_Exercise_
Write out every entry exactly as it stands.

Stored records
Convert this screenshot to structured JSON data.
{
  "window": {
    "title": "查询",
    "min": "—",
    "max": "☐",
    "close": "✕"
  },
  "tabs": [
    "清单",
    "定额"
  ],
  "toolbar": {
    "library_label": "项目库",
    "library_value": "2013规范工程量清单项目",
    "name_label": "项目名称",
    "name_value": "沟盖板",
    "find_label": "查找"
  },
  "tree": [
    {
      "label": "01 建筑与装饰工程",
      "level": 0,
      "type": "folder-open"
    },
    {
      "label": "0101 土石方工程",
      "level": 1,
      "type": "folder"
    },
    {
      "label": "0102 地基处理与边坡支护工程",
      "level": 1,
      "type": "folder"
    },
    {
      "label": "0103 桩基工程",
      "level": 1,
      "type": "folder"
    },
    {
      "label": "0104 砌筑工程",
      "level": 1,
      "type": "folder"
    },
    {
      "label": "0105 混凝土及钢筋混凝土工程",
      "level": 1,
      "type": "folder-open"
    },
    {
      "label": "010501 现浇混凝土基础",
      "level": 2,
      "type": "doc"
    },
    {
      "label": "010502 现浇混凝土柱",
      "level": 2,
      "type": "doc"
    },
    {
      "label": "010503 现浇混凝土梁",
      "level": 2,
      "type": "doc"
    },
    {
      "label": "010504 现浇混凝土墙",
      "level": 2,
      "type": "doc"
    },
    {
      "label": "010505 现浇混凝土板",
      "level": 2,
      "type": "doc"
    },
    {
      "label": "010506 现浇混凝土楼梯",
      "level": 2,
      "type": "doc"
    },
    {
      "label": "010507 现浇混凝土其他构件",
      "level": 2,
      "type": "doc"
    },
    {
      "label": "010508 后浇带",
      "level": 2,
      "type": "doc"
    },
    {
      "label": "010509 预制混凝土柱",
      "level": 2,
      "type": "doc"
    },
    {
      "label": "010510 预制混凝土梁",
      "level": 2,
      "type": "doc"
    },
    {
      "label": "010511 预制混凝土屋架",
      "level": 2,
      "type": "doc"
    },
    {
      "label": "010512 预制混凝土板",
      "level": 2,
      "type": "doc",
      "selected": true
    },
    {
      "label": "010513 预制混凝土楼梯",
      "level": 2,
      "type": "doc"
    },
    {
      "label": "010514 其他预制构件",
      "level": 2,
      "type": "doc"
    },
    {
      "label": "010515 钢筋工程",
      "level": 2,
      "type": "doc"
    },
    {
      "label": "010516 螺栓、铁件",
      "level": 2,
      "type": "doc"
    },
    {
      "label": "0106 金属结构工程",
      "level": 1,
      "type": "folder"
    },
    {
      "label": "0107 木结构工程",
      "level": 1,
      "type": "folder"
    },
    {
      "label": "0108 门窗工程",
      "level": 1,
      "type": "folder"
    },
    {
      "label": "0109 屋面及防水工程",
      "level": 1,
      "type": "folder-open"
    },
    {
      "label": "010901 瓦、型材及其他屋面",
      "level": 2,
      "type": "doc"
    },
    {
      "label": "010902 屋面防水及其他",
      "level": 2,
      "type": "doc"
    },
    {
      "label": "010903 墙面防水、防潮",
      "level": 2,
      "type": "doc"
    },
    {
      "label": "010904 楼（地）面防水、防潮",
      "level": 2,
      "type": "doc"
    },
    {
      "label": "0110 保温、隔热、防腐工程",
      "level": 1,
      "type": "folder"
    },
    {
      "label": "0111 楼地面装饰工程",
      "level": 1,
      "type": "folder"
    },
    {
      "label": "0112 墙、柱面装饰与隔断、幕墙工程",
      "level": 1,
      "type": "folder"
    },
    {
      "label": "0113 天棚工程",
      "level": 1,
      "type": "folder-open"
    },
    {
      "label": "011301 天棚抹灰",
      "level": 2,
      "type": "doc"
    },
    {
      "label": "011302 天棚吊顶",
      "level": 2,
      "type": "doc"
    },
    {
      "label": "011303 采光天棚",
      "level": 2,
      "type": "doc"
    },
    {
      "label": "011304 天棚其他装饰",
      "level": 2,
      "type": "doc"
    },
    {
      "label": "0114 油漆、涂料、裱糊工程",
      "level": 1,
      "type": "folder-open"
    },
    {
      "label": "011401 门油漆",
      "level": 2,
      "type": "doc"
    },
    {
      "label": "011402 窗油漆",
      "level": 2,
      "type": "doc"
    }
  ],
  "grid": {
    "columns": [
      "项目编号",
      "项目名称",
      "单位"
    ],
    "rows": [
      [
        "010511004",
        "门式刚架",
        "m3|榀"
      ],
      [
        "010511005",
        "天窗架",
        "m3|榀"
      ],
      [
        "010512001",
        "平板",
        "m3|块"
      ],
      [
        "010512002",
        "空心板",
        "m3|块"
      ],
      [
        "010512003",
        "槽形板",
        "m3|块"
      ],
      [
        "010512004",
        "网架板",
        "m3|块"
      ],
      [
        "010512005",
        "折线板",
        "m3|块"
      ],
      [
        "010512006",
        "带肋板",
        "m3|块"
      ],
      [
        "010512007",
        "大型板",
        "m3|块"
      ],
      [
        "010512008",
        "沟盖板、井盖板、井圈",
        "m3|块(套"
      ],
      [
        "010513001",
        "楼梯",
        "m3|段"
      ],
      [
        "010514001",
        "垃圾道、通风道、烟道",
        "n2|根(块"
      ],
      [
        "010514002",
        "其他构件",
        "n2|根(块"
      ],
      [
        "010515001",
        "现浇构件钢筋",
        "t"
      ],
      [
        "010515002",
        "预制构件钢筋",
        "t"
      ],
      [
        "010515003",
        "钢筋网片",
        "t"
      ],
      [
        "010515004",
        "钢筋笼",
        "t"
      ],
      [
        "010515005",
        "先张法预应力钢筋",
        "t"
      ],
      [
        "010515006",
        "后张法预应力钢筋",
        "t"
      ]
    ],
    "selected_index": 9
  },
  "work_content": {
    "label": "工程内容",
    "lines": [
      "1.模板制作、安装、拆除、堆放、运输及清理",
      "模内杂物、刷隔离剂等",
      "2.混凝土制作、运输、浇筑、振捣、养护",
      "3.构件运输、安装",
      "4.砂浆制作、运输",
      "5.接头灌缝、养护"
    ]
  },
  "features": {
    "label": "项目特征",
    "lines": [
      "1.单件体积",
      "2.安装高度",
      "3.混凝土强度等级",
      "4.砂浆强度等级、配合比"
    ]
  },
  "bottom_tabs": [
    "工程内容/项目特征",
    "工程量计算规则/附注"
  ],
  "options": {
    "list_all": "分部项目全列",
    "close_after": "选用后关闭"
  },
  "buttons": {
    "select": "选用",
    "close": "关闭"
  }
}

_Problem solution_
Convert this screenshot to structured JSON data.
{
  "window": {
    "title": "查询",
    "min": "—",
    "max": "☐",
    "close": "✕"
  },
  "tabs": [
    "清单",
    "定额"
  ],
  "toolbar": {
    "library_label": "项目库",
    "library_value": "2013规范工程量清单项目",
    "name_label": "项目名称",
    "name_value": "沟盖板",
    "find_label": "查找"
  },
  "tree": [
    {
      "label": "01 建筑与装饰工程",
      "level": 0,
      "type": "folder-open"
    },
    {
      "label": "0101 土石方工程",
      "level": 1,
      "type": "folder"
    },
    {
      "label": "0102 地基处理与边坡支护工程",
      "level": 1,
      "type": "folder"
    },
    {
      "label": "0103 桩基工程",
      "level": 1,
      "type": "folder"
    },
    {
      "label": "0104 砌筑工程",
      "level": 1,
      "type": "folder"
    },
    {
      "label": "0105 混凝土及钢筋混凝土工程",
      "level": 1,
      "type": "folder-open"
    },
    {
      "label": "010501 现浇混凝土基础",
      "level": 2,
      "type": "doc"
    },
    {
      "label": "010502 现浇混凝土柱",
      "level": 2,
      "type": "doc"
    },
    {
      "label": "010503 现浇混凝土梁",
      "level": 2,
      "type": "doc"
    },
    {
      "label": "010504 现浇混凝土墙",
      "level": 2,
      "type": "doc"
    },
    {
      "label": "010505 现浇混凝土板",
      "level": 2,
      "type": "doc"
    },
    {
      "label": "010506 现浇混凝土楼梯",
      "level": 2,
      "type": "doc"
    },
    {
      "label": "010507 现浇混凝土其他构件",
      "level": 2,
      "type": "doc"
    },
    {
      "label": "010508 后浇带",
      "level": 2,
      "type": "doc"
    },
    {
      "label": "010509 预制混凝土柱",
      "level": 2,
      "type": "doc"
    },
    {
      "label": "010510 预制混凝土梁",
      "level": 2,
      "type": "doc"
    },
    {
      "label": "010511 预制混凝土屋架",
      "level": 2,
      "type": "doc"
    },
    {
      "label": "010512 预制混凝土板",
      "level": 2,
      "type": "doc",
      "selected": true
    },
    {
      "label": "010513 预制混凝土楼梯",
      "level": 2,
      "type": "doc"
    },
    {
      "label": "010514 其他预制构件",
      "level": 2,
      "type": "doc"
    },
    {
      "label": "010515 钢筋工程",
      "level": 2,
      "type": "doc"
    },
    {
      "label": "010516 螺栓、铁件",
      "level": 2,
      "type": "doc"
    },
    {
      "label": "0106 金属结构工程",
      "level": 1,
      "type": "folder"
    },
    {
      "label": "0107 木结构工程",
      "level": 1,
      "type": "folder"
    },
    {
      "label": "0108 门窗工程",
      "level": 1,
      "type": "folder"
    },
    {
      "label": "0109 屋面及防水工程",
      "level": 1,
      "type": "folder-open"
    },
    {
      "label": "010901 瓦、型材及其他屋面",
      "level": 2,
      "type": "doc"
    },
    {
      "label": "010902 屋面防水及其他",
      "level": 2,
      "type": "doc"
    },
    {
      "label": "010903 墙面防水、防潮",
      "level": 2,
      "type": "doc"
    },
    {
      "label": "010904 楼（地）面防水、防潮",
      "level": 2,
      "type": "doc"
    },
    {
      "label": "0110 保温、隔热、防腐工程",
      "level": 1,
      "type": "folder"
    },
    {
      "label": "0111 楼地面装饰工程",
      "level": 1,
      "type": "folder"
    },
    {
      "label": "0112 墙、柱面装饰与隔断、幕墙工程",
      "level": 1,
      "type": "folder"
    },
    {
      "label": "0113 天棚工程",
      "level": 1,
      "type": "folder-open"
    },
    {
      "label": "011301 天棚抹灰",
      "level": 2,
      "type": "doc"
    },
    {
      "label": "011302 天棚吊顶",
      "level": 2,
      "type": "doc"
    },
    {
      "label": "011303 采光天棚",
      "level": 2,
      "type": "doc"
    },
    {
      "label": "011304 天棚其他装饰",
      "level": 2,
      "type": "doc"
    },
    {
      "label": "0114 油漆、涂料、裱糊工程",
      "level": 1,
      "type": "folder-open"
    },
    {
      "label": "011401 门油漆",
      "level": 2,
      "type": "doc"
    },
    {
      "label": "011402 窗油漆",
      "level": 2,
      "type": "doc"
    }
  ],
  "grid": {
    "columns": [
      "项目编号",
      "项目名称",
      "单位"
    ],
    "rows": [
      [
        "010511004",
        "门式刚架",
        "m3|榀"
      ],
      [
        "010511005",
        "天窗架",
        "m3|榀"
      ],
      [
        "010512001",
        "平板",
        "m3|块"
      ],
      [
        "010512002",
        "空心板",
        "m3|块"
      ],
      [
        "010512003",
        "槽形板",
        "m3|块"
      ],
      [
        "010512004",
        "网架板",
        "m3|块"
      ],
      [
        "010512005",
        "折线板",
        "m3|块"
      ],
      [
        "010512006",
        "带肋板",
        "m3|块"
      ],
      [
        "010512007",
        "大型板",
        "m3|块"
      ],
      [
        "010512008",
        "沟盖板、井盖板、井圈",
        "m3|块(套"
      ],
      [
        "010513001",
        "楼梯",
        "m3|段"
      ],
      [
        "010514001",
        "垃圾道、通风道、烟道",
        "n2|根(块"
      ],
      [
        "010514002",
        "其他构件",
        "n2|根(块"
      ],
      [
        "010515001",
        "现浇构件钢筋",
        "t"
      ],
      [
        "010515002",
        "预制构件钢筋",
        "t"
      ],
      [
        "010515003",
        "钢筋网片",
        "t"
      ],
      [
        "010515004",
        "钢筋笼",
        "t"
      ],
      [
        "010515005",
        "先张法预应力钢筋",
        "t"
      ],
      [
        "010515006",
        "后张法预应力钢筋",
        "t"
      ]
    ],
    "selected_index": 9
  },
  "work_content": {
    "label": "工程内容",
    "lines": [
      "1.模板制作、安装、拆除、堆放、运输及清理",
      "模内杂物、刷隔离剂等",
      "2.混凝土制作、运输、浇筑、振捣、养护",
      "3.构件运输、安装",
      "4.砂浆制作、运输",
      "5.接头灌缝、养护"
    ]
  },
  "features": {
    "label": "项目特征",
    "lines": [
      "1.单件体积",
      "2.安装高度",
      "3.混凝土强度等级",
      "4.砂浆强度等级、配合比"
    ]
  },
  "bottom_tabs": [
    "工程内容/项目特征",
    "工程量计算规则/附注"
  ],
  "options": {
    "list_all": "分部项目全列",
    "close_after": "选用后关闭"
  },
  "buttons": {
    "select": "选用",
    "close": "关闭"
  }
}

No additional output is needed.